(Dataset entries)
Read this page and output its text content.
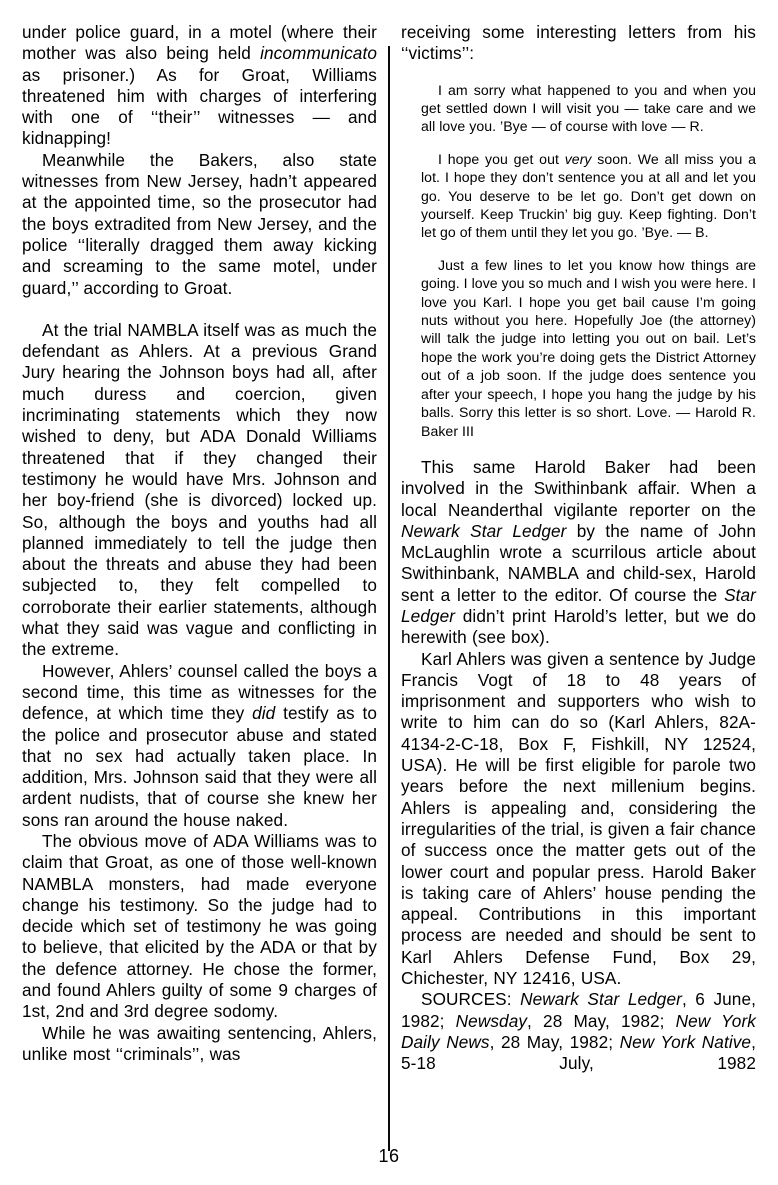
under police guard, in a motel (where their mother was also being held incommunicato as prisoner.) As for Groat, Williams threatened him with charges of interfering with one of ‘‘their’’ witnesses — and kidnapping!

Meanwhile the Bakers, also state witnesses from New Jersey, hadn’t appeared at the appointed time, so the prosecutor had the boys extradited from New Jersey, and the police ‘‘literally dragged them away kicking and screaming to the same motel, under guard,’’ according to Groat.

At the trial NAMBLA itself was as much the defendant as Ahlers. At a previous Grand Jury hearing the Johnson boys had all, after much duress and coercion, given incriminating statements which they now wished to deny, but ADA Donald Williams threatened that if they changed their testimony he would have Mrs. Johnson and her boy-friend (she is divorced) locked up. So, although the boys and youths had all planned immediately to tell the judge then about the threats and abuse they had been subjected to, they felt compelled to corroborate their earlier statements, although what they said was vague and conflicting in the extreme.

However, Ahlers’ counsel called the boys a second time, this time as witnesses for the defence, at which time they did testify as to the police and prosecutor abuse and stated that no sex had actually taken place. In addition, Mrs. Johnson said that they were all ardent nudists, that of course she knew her sons ran around the house naked.

The obvious move of ADA Williams was to claim that Groat, as one of those well-known NAMBLA monsters, had made everyone change his testimony. So the judge had to decide which set of testimony he was going to believe, that elicited by the ADA or that by the defence attorney. He chose the former, and found Ahlers guilty of some 9 charges of 1st, 2nd and 3rd degree sodomy.

While he was awaiting sentencing, Ahlers, unlike most ‘‘criminals’’, was

receiving some interesting letters from his ‘‘victims’’:

I am sorry what happened to you and when you get settled down I will visit you — take care and we all love you. ’Bye — of course with love — R.

I hope you get out very soon. We all miss you a lot. I hope they don’t sentence you at all and let you go. You deserve to be let go. Don’t get down on yourself. Keep Truckin’ big guy. Keep fighting. Don’t let go of them until they let you go. ’Bye. — B.

Just a few lines to let you know how things are going. I love you so much and I wish you were here. I love you Karl. I hope you get bail cause I’m going nuts without you here. Hopefully Joe (the attorney) will talk the judge into letting you out on bail. Let’s hope the work you’re doing gets the District Attorney out of a job soon. If the judge does sentence you after your speech, I hope you hang the judge by his balls. Sorry this letter is so short. Love. — Harold R. Baker III

This same Harold Baker had been involved in the Swithinbank affair. When a local Neanderthal vigilante reporter on the Newark Star Ledger by the name of John McLaughlin wrote a scurrilous article about Swithinbank, NAMBLA and child-sex, Harold sent a letter to the editor. Of course the Star Ledger didn’t print Harold’s letter, but we do herewith (see box).

Karl Ahlers was given a sentence by Judge Francis Vogt of 18 to 48 years of imprisonment and supporters who wish to write to him can do so (Karl Ahlers, 82A-4134-2-C-18, Box F, Fishkill, NY 12524, USA). He will be first eligible for parole two years before the next millenium begins. Ahlers is appealing and, considering the irregularities of the trial, is given a fair chance of success once the matter gets out of the lower court and popular press. Harold Baker is taking care of Ahlers’ house pending the appeal. Contributions in this important process are needed and should be sent to Karl Ahlers Defense Fund, Box 29, Chichester, NY 12416, USA.

SOURCES: Newark Star Ledger, 6 June, 1982; Newsday, 28 May, 1982; New York Daily News, 28 May, 1982; New York Native, 5-18 July, 1982

16
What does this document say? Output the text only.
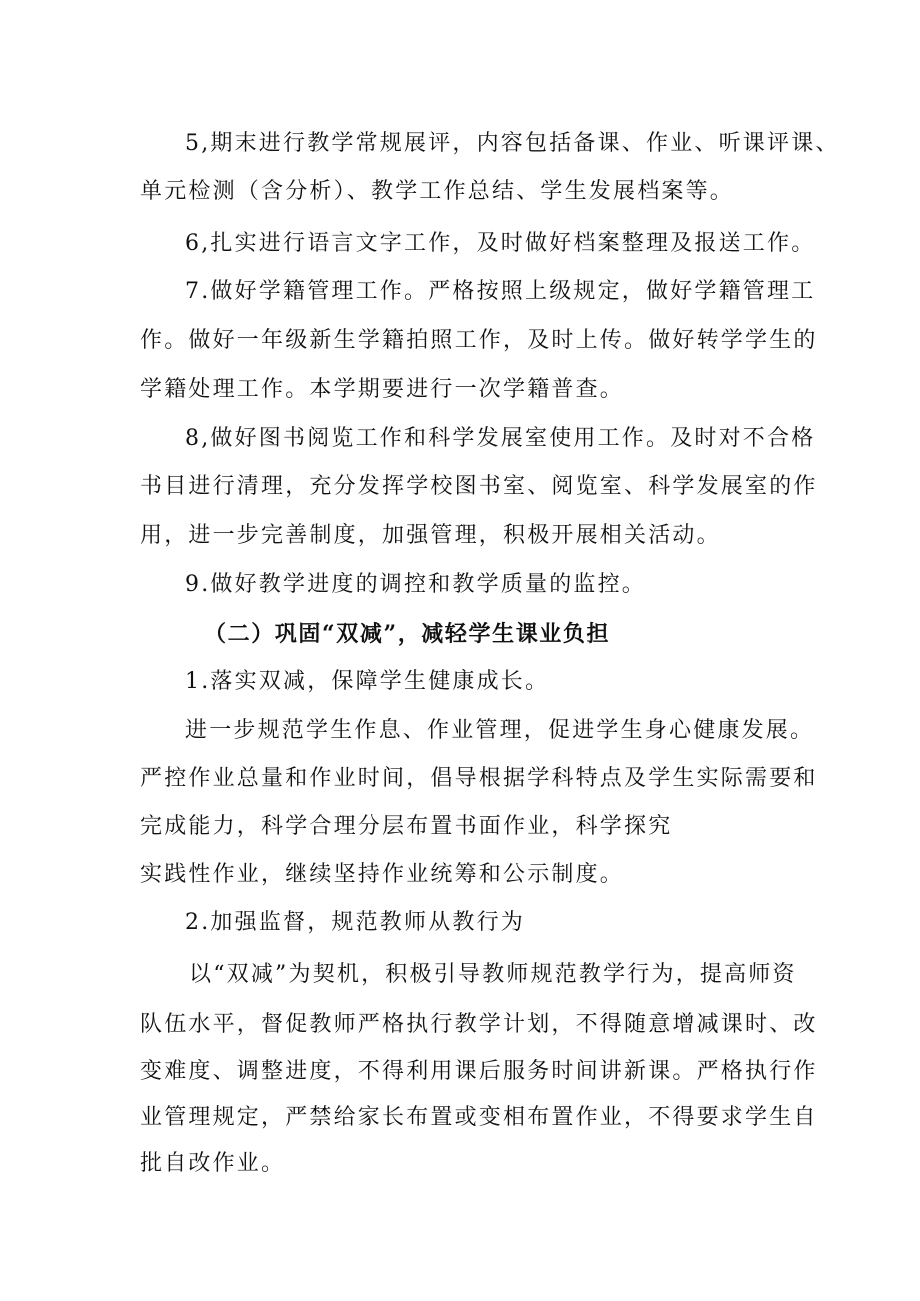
5,期末进行教学常规展评，内容包括备课、作业、听课评课、
单元检测（含分析）、教学工作总结、学生发展档案等。
6,扎实进行语言文字工作，及时做好档案整理及报送工作。
7.做好学籍管理工作。严格按照上级规定，做好学籍管理工
作。做好一年级新生学籍拍照工作，及时上传。做好转学学生的
学籍处理工作。本学期要进行一次学籍普查。
8,做好图书阅览工作和科学发展室使用工作。及时对不合格
书目进行清理，充分发挥学校图书室、阅览室、科学发展室的作
用，进一步完善制度，加强管理，积极开展相关活动。
9.做好教学进度的调控和教学质量的监控。
（二）巩固“双减”，减轻学生课业负担
1.落实双减，保障学生健康成长。
进一步规范学生作息、作业管理，促进学生身心健康发展。
严控作业总量和作业时间，倡导根据学科特点及学生实际需要和
完成能力，科学合理分层布置书面作业，科学探究
实践性作业，继续坚持作业统筹和公示制度。
2.加强监督，规范教师从教行为
以“双减”为契机，积极引导教师规范教学行为，提高师资
队伍水平，督促教师严格执行教学计划，不得随意增减课时、改
变难度、调整进度，不得利用课后服务时间讲新课。严格执行作
业管理规定，严禁给家长布置或变相布置作业，不得要求学生自
批自改作业。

▸ **CHALLENGE**
Extract exactly the lines above from the line containing "What does this" through the last one, both ends included, but not the pictures.

▸ **COMPLETE OUTPUT**
What does this document say? Output the text only.
5,期末进行教学常规展评，内容包括备课、作业、听课评课、
单元检测（含分析）、教学工作总结、学生发展档案等。
6,扎实进行语言文字工作，及时做好档案整理及报送工作。
7.做好学籍管理工作。严格按照上级规定，做好学籍管理工
作。做好一年级新生学籍拍照工作，及时上传。做好转学学生的
学籍处理工作。本学期要进行一次学籍普查。
8,做好图书阅览工作和科学发展室使用工作。及时对不合格
书目进行清理，充分发挥学校图书室、阅览室、科学发展室的作
用，进一步完善制度，加强管理，积极开展相关活动。
9.做好教学进度的调控和教学质量的监控。
（二）巩固“双减”，减轻学生课业负担
1.落实双减，保障学生健康成长。
进一步规范学生作息、作业管理，促进学生身心健康发展。
严控作业总量和作业时间，倡导根据学科特点及学生实际需要和
完成能力，科学合理分层布置书面作业，科学探究
实践性作业，继续坚持作业统筹和公示制度。
2.加强监督，规范教师从教行为
以“双减”为契机，积极引导教师规范教学行为，提高师资
队伍水平，督促教师严格执行教学计划，不得随意增减课时、改
变难度、调整进度，不得利用课后服务时间讲新课。严格执行作
业管理规定，严禁给家长布置或变相布置作业，不得要求学生自
批自改作业。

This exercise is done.